Toyota met genou à terre face à l’accumulation des catastrophes naturelles
Séisme du 11 mars dernier, morosité du consommateur, vigueur du yen, ou finalement inondations thaïlandaises, ces maux variés ont tous le même résultat : pénaliser la performance des groupes industriels japonais. Quelques jours après un discours peu rassurant de Sony, Toyota est sorti du bois hier. A l’occasion de la publication de résultats trimestriels à fin septembre inférieurs aux attentes (passant par un recul de 32% du résultat opérationnel à 75,4 milliards de yens, l’équivalent de 700 millions d’euros), le constructeur automobile a tout simplement renoncé à communiquer toute prévision d’activité et de résultats pour l’exercice complet à fin mars prochain. Suivant ainsi l’exemple donné la semaine passée par le concurrent Honda, alors que Nissan a relevé ses ambitions annuelles. Toyota s’est retranché hier derrière un besoin de temps supplémentaire nécessaire pour évaluer l’impact des intempéries thaïlandaises.
Toyota tombe donc de haut, le groupe misant jusqu’ici sur une stabilité de ces indicateurs par rapport à l’exercice 2010-2011, avec des ventes similaires de 19.000 milliards de yens, un résultat opérationnel en repli de 3,9% (à 450 milliards) et un bénéfice net en baisse de 4,4% (à 390 milliards).
Pas encore totalement remise en ordre de marche depuis mars, la chaîne mondiale de production a été de nouveau frappée le mois dernier. Toyota a indiqué hier que les difficultés d’approvisionnement réduiraient sa production de quelque 150.000 véhicules entre le 10 octobre et le 12 novembre. Alors que, selon l’association professionnelle du secteur, le séisme du 11 mars a entraîné une chute de 18,5% de la production des constructeurs automobiles au premier semestre de l’exercice fiscal. De quoi pour Toyota perdre en 2011 une couronne de numéro un mondial acquise l’an dernier de General Motors. Encore l’abandon des prévisions annuelles laisse-t-il craindre que le groupe navigue à vue et que le pire n’est pas encore certain.
La vigueur du yen tient également une place de choix dans ce contexte, Toyota chiffrant à 80 et 130 milliards de yens respectivement l’impact sur son bénéfice net des variations de changes sur trois mois et six mois à fin septembre. Mais le constructeur automobile assure ne pas souhaiter délaisser l’Archipel et en appelle au gouvernement, qui doit selon le PDG Akio Toyoda «agir rapidement pour combattre le yen fort».

• Données étudiées
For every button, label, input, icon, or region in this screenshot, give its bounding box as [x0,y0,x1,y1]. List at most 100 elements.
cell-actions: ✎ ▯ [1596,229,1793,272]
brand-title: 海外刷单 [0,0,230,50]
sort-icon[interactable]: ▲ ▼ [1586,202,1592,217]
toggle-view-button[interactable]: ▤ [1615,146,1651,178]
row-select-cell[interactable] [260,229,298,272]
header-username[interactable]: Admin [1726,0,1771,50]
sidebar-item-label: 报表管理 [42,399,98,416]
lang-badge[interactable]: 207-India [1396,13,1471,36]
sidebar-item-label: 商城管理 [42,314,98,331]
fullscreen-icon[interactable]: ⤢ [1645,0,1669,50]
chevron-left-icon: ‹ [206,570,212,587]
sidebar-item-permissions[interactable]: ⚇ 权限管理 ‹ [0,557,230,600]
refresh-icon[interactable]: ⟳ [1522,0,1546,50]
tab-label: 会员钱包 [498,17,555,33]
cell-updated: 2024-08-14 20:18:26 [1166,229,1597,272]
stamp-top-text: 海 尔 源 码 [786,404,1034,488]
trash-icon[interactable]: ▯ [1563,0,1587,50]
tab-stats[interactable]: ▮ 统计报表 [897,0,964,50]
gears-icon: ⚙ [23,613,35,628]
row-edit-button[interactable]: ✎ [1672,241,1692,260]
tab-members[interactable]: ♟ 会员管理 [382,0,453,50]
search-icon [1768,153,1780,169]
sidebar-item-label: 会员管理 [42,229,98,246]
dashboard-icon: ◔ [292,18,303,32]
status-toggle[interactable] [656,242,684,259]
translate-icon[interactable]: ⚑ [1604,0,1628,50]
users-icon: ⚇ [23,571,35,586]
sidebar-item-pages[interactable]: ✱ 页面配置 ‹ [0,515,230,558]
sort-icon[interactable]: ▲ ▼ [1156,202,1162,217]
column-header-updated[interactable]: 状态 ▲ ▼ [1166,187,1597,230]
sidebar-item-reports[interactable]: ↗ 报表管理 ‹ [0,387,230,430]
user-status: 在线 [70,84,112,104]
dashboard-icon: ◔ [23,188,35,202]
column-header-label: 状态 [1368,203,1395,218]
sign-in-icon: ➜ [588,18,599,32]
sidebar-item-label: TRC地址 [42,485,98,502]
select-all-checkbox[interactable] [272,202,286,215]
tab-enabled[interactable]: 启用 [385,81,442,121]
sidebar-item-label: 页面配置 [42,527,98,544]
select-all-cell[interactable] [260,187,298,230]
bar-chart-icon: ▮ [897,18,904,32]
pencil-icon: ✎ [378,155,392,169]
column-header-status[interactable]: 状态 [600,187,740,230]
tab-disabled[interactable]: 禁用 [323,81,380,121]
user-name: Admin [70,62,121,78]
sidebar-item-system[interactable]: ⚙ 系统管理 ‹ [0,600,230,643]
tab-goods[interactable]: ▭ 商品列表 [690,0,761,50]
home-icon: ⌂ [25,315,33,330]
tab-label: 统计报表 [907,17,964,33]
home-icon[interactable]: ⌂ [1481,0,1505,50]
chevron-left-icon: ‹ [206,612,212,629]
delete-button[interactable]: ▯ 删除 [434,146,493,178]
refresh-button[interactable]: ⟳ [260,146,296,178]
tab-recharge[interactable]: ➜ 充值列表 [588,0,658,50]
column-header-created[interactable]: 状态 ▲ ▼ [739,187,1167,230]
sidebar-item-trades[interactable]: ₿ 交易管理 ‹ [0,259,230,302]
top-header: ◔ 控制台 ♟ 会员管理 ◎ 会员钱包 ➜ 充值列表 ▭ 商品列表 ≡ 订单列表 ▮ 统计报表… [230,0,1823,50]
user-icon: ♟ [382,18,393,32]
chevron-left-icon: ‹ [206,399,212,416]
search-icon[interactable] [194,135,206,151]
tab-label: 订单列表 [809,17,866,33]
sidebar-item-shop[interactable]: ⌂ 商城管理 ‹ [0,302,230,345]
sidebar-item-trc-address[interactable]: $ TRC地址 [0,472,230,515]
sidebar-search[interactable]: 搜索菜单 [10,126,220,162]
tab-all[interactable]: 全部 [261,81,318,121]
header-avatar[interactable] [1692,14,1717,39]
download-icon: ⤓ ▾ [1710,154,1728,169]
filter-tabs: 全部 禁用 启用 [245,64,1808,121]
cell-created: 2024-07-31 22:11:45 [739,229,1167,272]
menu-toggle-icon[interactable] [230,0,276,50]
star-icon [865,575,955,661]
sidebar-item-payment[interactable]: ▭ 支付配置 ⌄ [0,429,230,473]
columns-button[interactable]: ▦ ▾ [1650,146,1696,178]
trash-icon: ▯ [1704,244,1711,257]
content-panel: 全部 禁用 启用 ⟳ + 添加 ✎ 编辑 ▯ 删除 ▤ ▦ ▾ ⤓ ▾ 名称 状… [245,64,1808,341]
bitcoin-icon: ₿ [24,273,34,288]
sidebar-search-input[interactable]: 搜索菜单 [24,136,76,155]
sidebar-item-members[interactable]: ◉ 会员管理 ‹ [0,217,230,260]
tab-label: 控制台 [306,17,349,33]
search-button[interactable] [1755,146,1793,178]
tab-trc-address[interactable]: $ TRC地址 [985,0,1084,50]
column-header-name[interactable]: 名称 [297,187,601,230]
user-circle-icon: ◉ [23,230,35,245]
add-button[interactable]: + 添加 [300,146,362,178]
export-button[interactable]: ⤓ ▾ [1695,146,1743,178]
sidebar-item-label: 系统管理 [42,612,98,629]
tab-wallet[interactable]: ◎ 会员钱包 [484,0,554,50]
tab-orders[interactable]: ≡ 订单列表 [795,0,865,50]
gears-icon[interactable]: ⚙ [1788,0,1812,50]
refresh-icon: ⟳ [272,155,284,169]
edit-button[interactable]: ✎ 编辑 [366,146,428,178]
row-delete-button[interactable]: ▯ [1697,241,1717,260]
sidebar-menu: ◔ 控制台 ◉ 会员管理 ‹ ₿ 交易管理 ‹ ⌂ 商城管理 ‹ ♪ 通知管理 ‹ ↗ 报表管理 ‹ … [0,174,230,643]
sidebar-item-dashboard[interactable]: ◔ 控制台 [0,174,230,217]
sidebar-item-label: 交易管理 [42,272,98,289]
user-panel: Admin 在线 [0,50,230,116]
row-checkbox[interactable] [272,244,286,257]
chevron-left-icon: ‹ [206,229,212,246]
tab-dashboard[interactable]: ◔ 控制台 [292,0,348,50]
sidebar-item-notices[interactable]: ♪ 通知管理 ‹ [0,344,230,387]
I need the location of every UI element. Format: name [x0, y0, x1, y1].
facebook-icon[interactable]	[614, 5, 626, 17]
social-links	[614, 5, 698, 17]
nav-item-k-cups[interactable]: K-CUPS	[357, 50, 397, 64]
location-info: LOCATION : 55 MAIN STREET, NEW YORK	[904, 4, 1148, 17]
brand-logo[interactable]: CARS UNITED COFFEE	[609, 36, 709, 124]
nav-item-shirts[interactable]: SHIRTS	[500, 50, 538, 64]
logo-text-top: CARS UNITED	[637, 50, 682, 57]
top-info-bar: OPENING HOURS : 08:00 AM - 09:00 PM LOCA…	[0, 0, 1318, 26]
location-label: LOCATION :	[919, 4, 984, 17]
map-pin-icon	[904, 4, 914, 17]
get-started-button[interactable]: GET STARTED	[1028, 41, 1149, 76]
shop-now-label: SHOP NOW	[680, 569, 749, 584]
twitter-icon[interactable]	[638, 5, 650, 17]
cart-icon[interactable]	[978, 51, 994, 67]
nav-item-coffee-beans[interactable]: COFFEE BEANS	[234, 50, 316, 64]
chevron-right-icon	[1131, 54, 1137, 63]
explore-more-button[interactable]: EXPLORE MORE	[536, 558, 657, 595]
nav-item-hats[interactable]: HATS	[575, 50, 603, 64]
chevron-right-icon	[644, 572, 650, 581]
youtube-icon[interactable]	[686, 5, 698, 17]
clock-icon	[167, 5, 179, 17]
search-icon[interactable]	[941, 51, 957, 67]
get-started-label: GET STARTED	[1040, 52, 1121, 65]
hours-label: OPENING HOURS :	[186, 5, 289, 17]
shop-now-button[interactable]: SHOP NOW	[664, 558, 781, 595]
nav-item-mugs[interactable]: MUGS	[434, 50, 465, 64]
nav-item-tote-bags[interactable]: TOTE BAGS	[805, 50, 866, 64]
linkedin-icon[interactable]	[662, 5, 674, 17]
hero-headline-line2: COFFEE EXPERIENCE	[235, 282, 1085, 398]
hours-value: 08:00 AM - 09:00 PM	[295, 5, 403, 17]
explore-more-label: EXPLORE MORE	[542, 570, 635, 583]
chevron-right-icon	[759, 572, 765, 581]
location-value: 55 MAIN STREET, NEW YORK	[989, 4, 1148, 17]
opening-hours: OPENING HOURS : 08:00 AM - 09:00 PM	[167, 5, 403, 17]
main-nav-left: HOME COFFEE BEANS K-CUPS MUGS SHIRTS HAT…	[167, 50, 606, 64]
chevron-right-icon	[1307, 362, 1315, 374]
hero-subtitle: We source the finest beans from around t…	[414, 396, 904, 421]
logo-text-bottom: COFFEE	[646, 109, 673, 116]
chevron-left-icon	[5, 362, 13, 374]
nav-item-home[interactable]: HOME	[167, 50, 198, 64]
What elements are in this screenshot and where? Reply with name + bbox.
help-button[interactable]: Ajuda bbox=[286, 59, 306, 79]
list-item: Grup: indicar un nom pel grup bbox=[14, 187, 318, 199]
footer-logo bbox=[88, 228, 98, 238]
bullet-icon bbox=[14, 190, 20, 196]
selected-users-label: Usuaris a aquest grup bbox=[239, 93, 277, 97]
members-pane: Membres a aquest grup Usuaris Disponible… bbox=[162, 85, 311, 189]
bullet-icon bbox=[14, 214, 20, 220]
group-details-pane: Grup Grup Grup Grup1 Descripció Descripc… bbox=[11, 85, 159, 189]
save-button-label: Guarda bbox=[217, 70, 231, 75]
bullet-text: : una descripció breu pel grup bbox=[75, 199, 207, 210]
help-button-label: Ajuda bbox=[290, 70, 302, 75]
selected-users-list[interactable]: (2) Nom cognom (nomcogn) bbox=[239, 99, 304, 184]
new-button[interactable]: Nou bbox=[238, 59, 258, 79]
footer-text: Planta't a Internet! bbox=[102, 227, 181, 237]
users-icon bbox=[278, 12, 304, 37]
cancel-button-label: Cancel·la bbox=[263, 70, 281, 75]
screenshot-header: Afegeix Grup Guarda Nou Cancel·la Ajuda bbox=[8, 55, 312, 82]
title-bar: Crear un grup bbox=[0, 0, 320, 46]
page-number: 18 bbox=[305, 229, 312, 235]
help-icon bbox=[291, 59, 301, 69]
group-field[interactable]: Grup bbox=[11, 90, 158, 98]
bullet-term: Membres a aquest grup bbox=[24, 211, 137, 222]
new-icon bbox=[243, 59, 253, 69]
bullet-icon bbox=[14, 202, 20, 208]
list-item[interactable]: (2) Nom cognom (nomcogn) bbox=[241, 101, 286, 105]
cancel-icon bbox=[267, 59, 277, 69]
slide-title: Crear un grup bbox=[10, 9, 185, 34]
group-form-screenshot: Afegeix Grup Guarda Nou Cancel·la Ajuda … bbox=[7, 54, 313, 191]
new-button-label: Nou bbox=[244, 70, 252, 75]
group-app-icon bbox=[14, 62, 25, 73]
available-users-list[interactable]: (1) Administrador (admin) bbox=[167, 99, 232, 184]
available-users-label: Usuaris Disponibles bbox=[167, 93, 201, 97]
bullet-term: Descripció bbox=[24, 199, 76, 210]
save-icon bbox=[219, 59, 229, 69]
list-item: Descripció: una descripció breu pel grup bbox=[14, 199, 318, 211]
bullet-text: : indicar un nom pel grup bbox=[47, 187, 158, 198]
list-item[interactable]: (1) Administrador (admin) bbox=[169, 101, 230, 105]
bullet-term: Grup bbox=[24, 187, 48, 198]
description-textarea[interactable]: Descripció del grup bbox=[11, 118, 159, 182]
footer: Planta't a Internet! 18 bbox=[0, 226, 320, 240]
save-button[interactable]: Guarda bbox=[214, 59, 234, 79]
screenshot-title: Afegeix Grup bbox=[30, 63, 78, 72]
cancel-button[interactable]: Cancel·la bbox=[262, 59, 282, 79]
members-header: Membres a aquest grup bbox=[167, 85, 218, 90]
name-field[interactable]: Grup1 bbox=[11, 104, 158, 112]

• Consigne
Recopiez fidèlement le passage de l'article sur Toyota qui s'ouvre sur les mots « Toyota tombe donc » et se clôt sur « (à 390 milliards). ».

• Réponse attendue
Toyota tombe donc de haut, le groupe misant jusqu’ici sur une stabilité de ces indicateurs par rapport à l’exercice 2010-2011, avec des ventes similaires de 19.000 milliards de yens, un résultat opérationnel en repli de 3,9% (à 450 milliards) et un bénéfice net en baisse de 4,4% (à 390 milliards).